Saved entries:
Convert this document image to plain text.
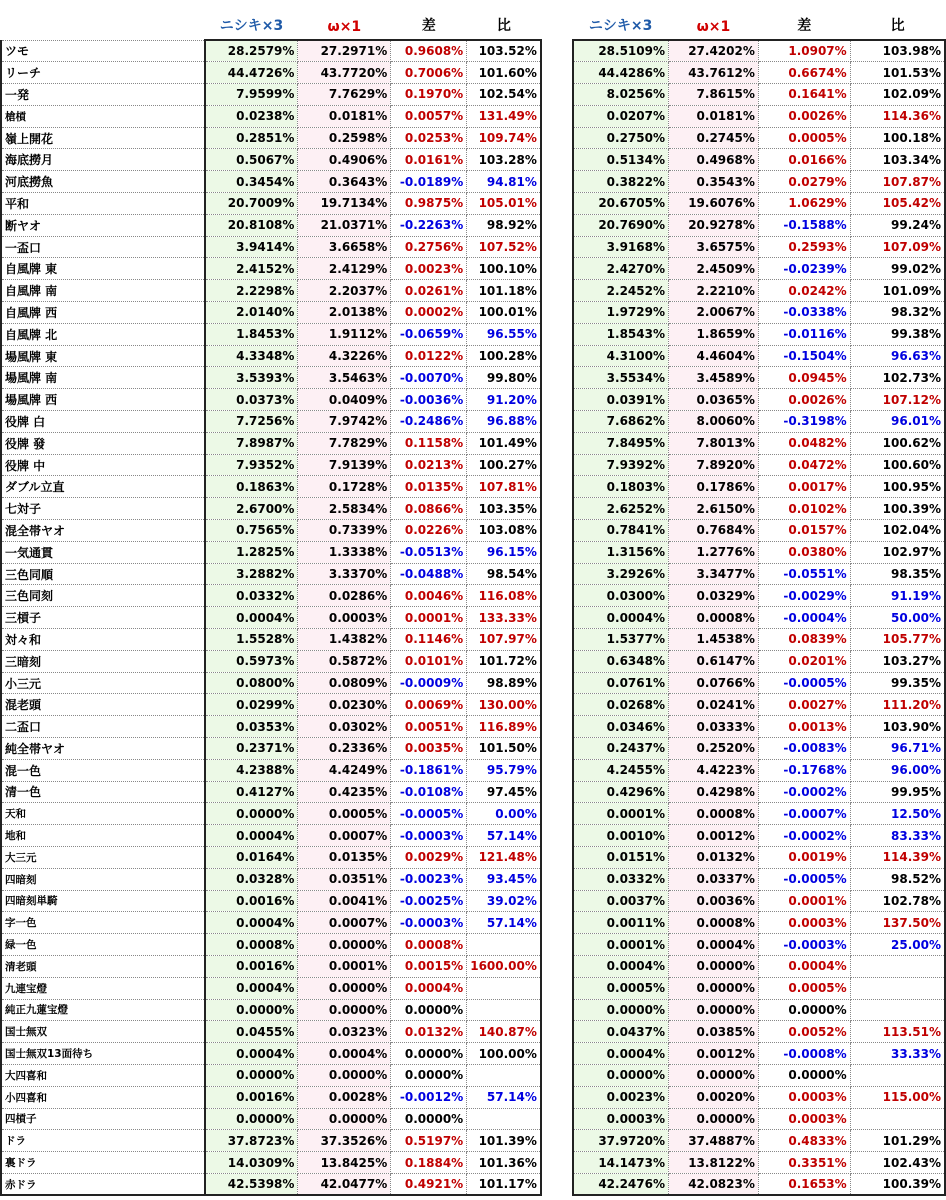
	ニシキ×3	ω×1	差	比		ニシキ×3	ω×1	差	比
ツモ	28.2579%	27.2971%	0.9608%	103.52%		28.5109%	27.4202%	1.0907%	103.98%
リーチ	44.4726%	43.7720%	0.7006%	101.60%		44.4286%	43.7612%	0.6674%	101.53%
一発	7.9599%	7.7629%	0.1970%	102.54%		8.0256%	7.8615%	0.1641%	102.09%
槍槓	0.0238%	0.0181%	0.0057%	131.49%		0.0207%	0.0181%	0.0026%	114.36%
嶺上開花	0.2851%	0.2598%	0.0253%	109.74%		0.2750%	0.2745%	0.0005%	100.18%
海底撈月	0.5067%	0.4906%	0.0161%	103.28%		0.5134%	0.4968%	0.0166%	103.34%
河底撈魚	0.3454%	0.3643%	-0.0189%	94.81%		0.3822%	0.3543%	0.0279%	107.87%
平和	20.7009%	19.7134%	0.9875%	105.01%		20.6705%	19.6076%	1.0629%	105.42%
断ヤオ	20.8108%	21.0371%	-0.2263%	98.92%		20.7690%	20.9278%	-0.1588%	99.24%
一盃口	3.9414%	3.6658%	0.2756%	107.52%		3.9168%	3.6575%	0.2593%	107.09%
自風牌 東	2.4152%	2.4129%	0.0023%	100.10%		2.4270%	2.4509%	-0.0239%	99.02%
自風牌 南	2.2298%	2.2037%	0.0261%	101.18%		2.2452%	2.2210%	0.0242%	101.09%
自風牌 西	2.0140%	2.0138%	0.0002%	100.01%		1.9729%	2.0067%	-0.0338%	98.32%
自風牌 北	1.8453%	1.9112%	-0.0659%	96.55%		1.8543%	1.8659%	-0.0116%	99.38%
場風牌 東	4.3348%	4.3226%	0.0122%	100.28%		4.3100%	4.4604%	-0.1504%	96.63%
場風牌 南	3.5393%	3.5463%	-0.0070%	99.80%		3.5534%	3.4589%	0.0945%	102.73%
場風牌 西	0.0373%	0.0409%	-0.0036%	91.20%		0.0391%	0.0365%	0.0026%	107.12%
役牌 白	7.7256%	7.9742%	-0.2486%	96.88%		7.6862%	8.0060%	-0.3198%	96.01%
役牌 發	7.8987%	7.7829%	0.1158%	101.49%		7.8495%	7.8013%	0.0482%	100.62%
役牌 中	7.9352%	7.9139%	0.0213%	100.27%		7.9392%	7.8920%	0.0472%	100.60%
ダブル立直	0.1863%	0.1728%	0.0135%	107.81%		0.1803%	0.1786%	0.0017%	100.95%
七対子	2.6700%	2.5834%	0.0866%	103.35%		2.6252%	2.6150%	0.0102%	100.39%
混全帯ヤオ	0.7565%	0.7339%	0.0226%	103.08%		0.7841%	0.7684%	0.0157%	102.04%
一気通貫	1.2825%	1.3338%	-0.0513%	96.15%		1.3156%	1.2776%	0.0380%	102.97%
三色同順	3.2882%	3.3370%	-0.0488%	98.54%		3.2926%	3.3477%	-0.0551%	98.35%
三色同刻	0.0332%	0.0286%	0.0046%	116.08%		0.0300%	0.0329%	-0.0029%	91.19%
三槓子	0.0004%	0.0003%	0.0001%	133.33%		0.0004%	0.0008%	-0.0004%	50.00%
対々和	1.5528%	1.4382%	0.1146%	107.97%		1.5377%	1.4538%	0.0839%	105.77%
三暗刻	0.5973%	0.5872%	0.0101%	101.72%		0.6348%	0.6147%	0.0201%	103.27%
小三元	0.0800%	0.0809%	-0.0009%	98.89%		0.0761%	0.0766%	-0.0005%	99.35%
混老頭	0.0299%	0.0230%	0.0069%	130.00%		0.0268%	0.0241%	0.0027%	111.20%
二盃口	0.0353%	0.0302%	0.0051%	116.89%		0.0346%	0.0333%	0.0013%	103.90%
純全帯ヤオ	0.2371%	0.2336%	0.0035%	101.50%		0.2437%	0.2520%	-0.0083%	96.71%
混一色	4.2388%	4.4249%	-0.1861%	95.79%		4.2455%	4.4223%	-0.1768%	96.00%
清一色	0.4127%	0.4235%	-0.0108%	97.45%		0.4296%	0.4298%	-0.0002%	99.95%
天和	0.0000%	0.0005%	-0.0005%	0.00%		0.0001%	0.0008%	-0.0007%	12.50%
地和	0.0004%	0.0007%	-0.0003%	57.14%		0.0010%	0.0012%	-0.0002%	83.33%
大三元	0.0164%	0.0135%	0.0029%	121.48%		0.0151%	0.0132%	0.0019%	114.39%
四暗刻	0.0328%	0.0351%	-0.0023%	93.45%		0.0332%	0.0337%	-0.0005%	98.52%
四暗刻単騎	0.0016%	0.0041%	-0.0025%	39.02%		0.0037%	0.0036%	0.0001%	102.78%
字一色	0.0004%	0.0007%	-0.0003%	57.14%		0.0011%	0.0008%	0.0003%	137.50%
緑一色	0.0008%	0.0000%	0.0008%			0.0001%	0.0004%	-0.0003%	25.00%
清老頭	0.0016%	0.0001%	0.0015%	1600.00%		0.0004%	0.0000%	0.0004%	
九連宝燈	0.0004%	0.0000%	0.0004%			0.0005%	0.0000%	0.0005%	
純正九蓮宝燈	0.0000%	0.0000%	0.0000%			0.0000%	0.0000%	0.0000%	
国士無双	0.0455%	0.0323%	0.0132%	140.87%		0.0437%	0.0385%	0.0052%	113.51%
国士無双13面待ち	0.0004%	0.0004%	0.0000%	100.00%		0.0004%	0.0012%	-0.0008%	33.33%
大四喜和	0.0000%	0.0000%	0.0000%			0.0000%	0.0000%	0.0000%	
小四喜和	0.0016%	0.0028%	-0.0012%	57.14%		0.0023%	0.0020%	0.0003%	115.00%
四槓子	0.0000%	0.0000%	0.0000%			0.0003%	0.0000%	0.0003%	
ドラ	37.8723%	37.3526%	0.5197%	101.39%		37.9720%	37.4887%	0.4833%	101.29%
裏ドラ	14.0309%	13.8425%	0.1884%	101.36%		14.1473%	13.8122%	0.3351%	102.43%
赤ドラ	42.5398%	42.0477%	0.4921%	101.17%		42.2476%	42.0823%	0.1653%	100.39%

CHALLENGE: Return the listing above in full and without alteration, excluding its pictures.

RESULT OF THIS TASK:
Convert this document image to plain text.
	ニシキ×3	ω×1	差	比		ニシキ×3	ω×1	差	比
ツモ	28.2579%	27.2971%	0.9608%	103.52%		28.5109%	27.4202%	1.0907%	103.98%
リーチ	44.4726%	43.7720%	0.7006%	101.60%		44.4286%	43.7612%	0.6674%	101.53%
一発	7.9599%	7.7629%	0.1970%	102.54%		8.0256%	7.8615%	0.1641%	102.09%
槍槓	0.0238%	0.0181%	0.0057%	131.49%		0.0207%	0.0181%	0.0026%	114.36%
嶺上開花	0.2851%	0.2598%	0.0253%	109.74%		0.2750%	0.2745%	0.0005%	100.18%
海底撈月	0.5067%	0.4906%	0.0161%	103.28%		0.5134%	0.4968%	0.0166%	103.34%
河底撈魚	0.3454%	0.3643%	-0.0189%	94.81%		0.3822%	0.3543%	0.0279%	107.87%
平和	20.7009%	19.7134%	0.9875%	105.01%		20.6705%	19.6076%	1.0629%	105.42%
断ヤオ	20.8108%	21.0371%	-0.2263%	98.92%		20.7690%	20.9278%	-0.1588%	99.24%
一盃口	3.9414%	3.6658%	0.2756%	107.52%		3.9168%	3.6575%	0.2593%	107.09%
自風牌 東	2.4152%	2.4129%	0.0023%	100.10%		2.4270%	2.4509%	-0.0239%	99.02%
自風牌 南	2.2298%	2.2037%	0.0261%	101.18%		2.2452%	2.2210%	0.0242%	101.09%
自風牌 西	2.0140%	2.0138%	0.0002%	100.01%		1.9729%	2.0067%	-0.0338%	98.32%
自風牌 北	1.8453%	1.9112%	-0.0659%	96.55%		1.8543%	1.8659%	-0.0116%	99.38%
場風牌 東	4.3348%	4.3226%	0.0122%	100.28%		4.3100%	4.4604%	-0.1504%	96.63%
場風牌 南	3.5393%	3.5463%	-0.0070%	99.80%		3.5534%	3.4589%	0.0945%	102.73%
場風牌 西	0.0373%	0.0409%	-0.0036%	91.20%		0.0391%	0.0365%	0.0026%	107.12%
役牌 白	7.7256%	7.9742%	-0.2486%	96.88%		7.6862%	8.0060%	-0.3198%	96.01%
役牌 發	7.8987%	7.7829%	0.1158%	101.49%		7.8495%	7.8013%	0.0482%	100.62%
役牌 中	7.9352%	7.9139%	0.0213%	100.27%		7.9392%	7.8920%	0.0472%	100.60%
ダブル立直	0.1863%	0.1728%	0.0135%	107.81%		0.1803%	0.1786%	0.0017%	100.95%
七対子	2.6700%	2.5834%	0.0866%	103.35%		2.6252%	2.6150%	0.0102%	100.39%
混全帯ヤオ	0.7565%	0.7339%	0.0226%	103.08%		0.7841%	0.7684%	0.0157%	102.04%
一気通貫	1.2825%	1.3338%	-0.0513%	96.15%		1.3156%	1.2776%	0.0380%	102.97%
三色同順	3.2882%	3.3370%	-0.0488%	98.54%		3.2926%	3.3477%	-0.0551%	98.35%
三色同刻	0.0332%	0.0286%	0.0046%	116.08%		0.0300%	0.0329%	-0.0029%	91.19%
三槓子	0.0004%	0.0003%	0.0001%	133.33%		0.0004%	0.0008%	-0.0004%	50.00%
対々和	1.5528%	1.4382%	0.1146%	107.97%		1.5377%	1.4538%	0.0839%	105.77%
三暗刻	0.5973%	0.5872%	0.0101%	101.72%		0.6348%	0.6147%	0.0201%	103.27%
小三元	0.0800%	0.0809%	-0.0009%	98.89%		0.0761%	0.0766%	-0.0005%	99.35%
混老頭	0.0299%	0.0230%	0.0069%	130.00%		0.0268%	0.0241%	0.0027%	111.20%
二盃口	0.0353%	0.0302%	0.0051%	116.89%		0.0346%	0.0333%	0.0013%	103.90%
純全帯ヤオ	0.2371%	0.2336%	0.0035%	101.50%		0.2437%	0.2520%	-0.0083%	96.71%
混一色	4.2388%	4.4249%	-0.1861%	95.79%		4.2455%	4.4223%	-0.1768%	96.00%
清一色	0.4127%	0.4235%	-0.0108%	97.45%		0.4296%	0.4298%	-0.0002%	99.95%
天和	0.0000%	0.0005%	-0.0005%	0.00%		0.0001%	0.0008%	-0.0007%	12.50%
地和	0.0004%	0.0007%	-0.0003%	57.14%		0.0010%	0.0012%	-0.0002%	83.33%
大三元	0.0164%	0.0135%	0.0029%	121.48%		0.0151%	0.0132%	0.0019%	114.39%
四暗刻	0.0328%	0.0351%	-0.0023%	93.45%		0.0332%	0.0337%	-0.0005%	98.52%
四暗刻単騎	0.0016%	0.0041%	-0.0025%	39.02%		0.0037%	0.0036%	0.0001%	102.78%
字一色	0.0004%	0.0007%	-0.0003%	57.14%		0.0011%	0.0008%	0.0003%	137.50%
緑一色	0.0008%	0.0000%	0.0008%			0.0001%	0.0004%	-0.0003%	25.00%
清老頭	0.0016%	0.0001%	0.0015%	1600.00%		0.0004%	0.0000%	0.0004%	
九連宝燈	0.0004%	0.0000%	0.0004%			0.0005%	0.0000%	0.0005%	
純正九蓮宝燈	0.0000%	0.0000%	0.0000%			0.0000%	0.0000%	0.0000%	
国士無双	0.0455%	0.0323%	0.0132%	140.87%		0.0437%	0.0385%	0.0052%	113.51%
国士無双13面待ち	0.0004%	0.0004%	0.0000%	100.00%		0.0004%	0.0012%	-0.0008%	33.33%
大四喜和	0.0000%	0.0000%	0.0000%			0.0000%	0.0000%	0.0000%	
小四喜和	0.0016%	0.0028%	-0.0012%	57.14%		0.0023%	0.0020%	0.0003%	115.00%
四槓子	0.0000%	0.0000%	0.0000%			0.0003%	0.0000%	0.0003%	
ドラ	37.8723%	37.3526%	0.5197%	101.39%		37.9720%	37.4887%	0.4833%	101.29%
裏ドラ	14.0309%	13.8425%	0.1884%	101.36%		14.1473%	13.8122%	0.3351%	102.43%
赤ドラ	42.5398%	42.0477%	0.4921%	101.17%		42.2476%	42.0823%	0.1653%	100.39%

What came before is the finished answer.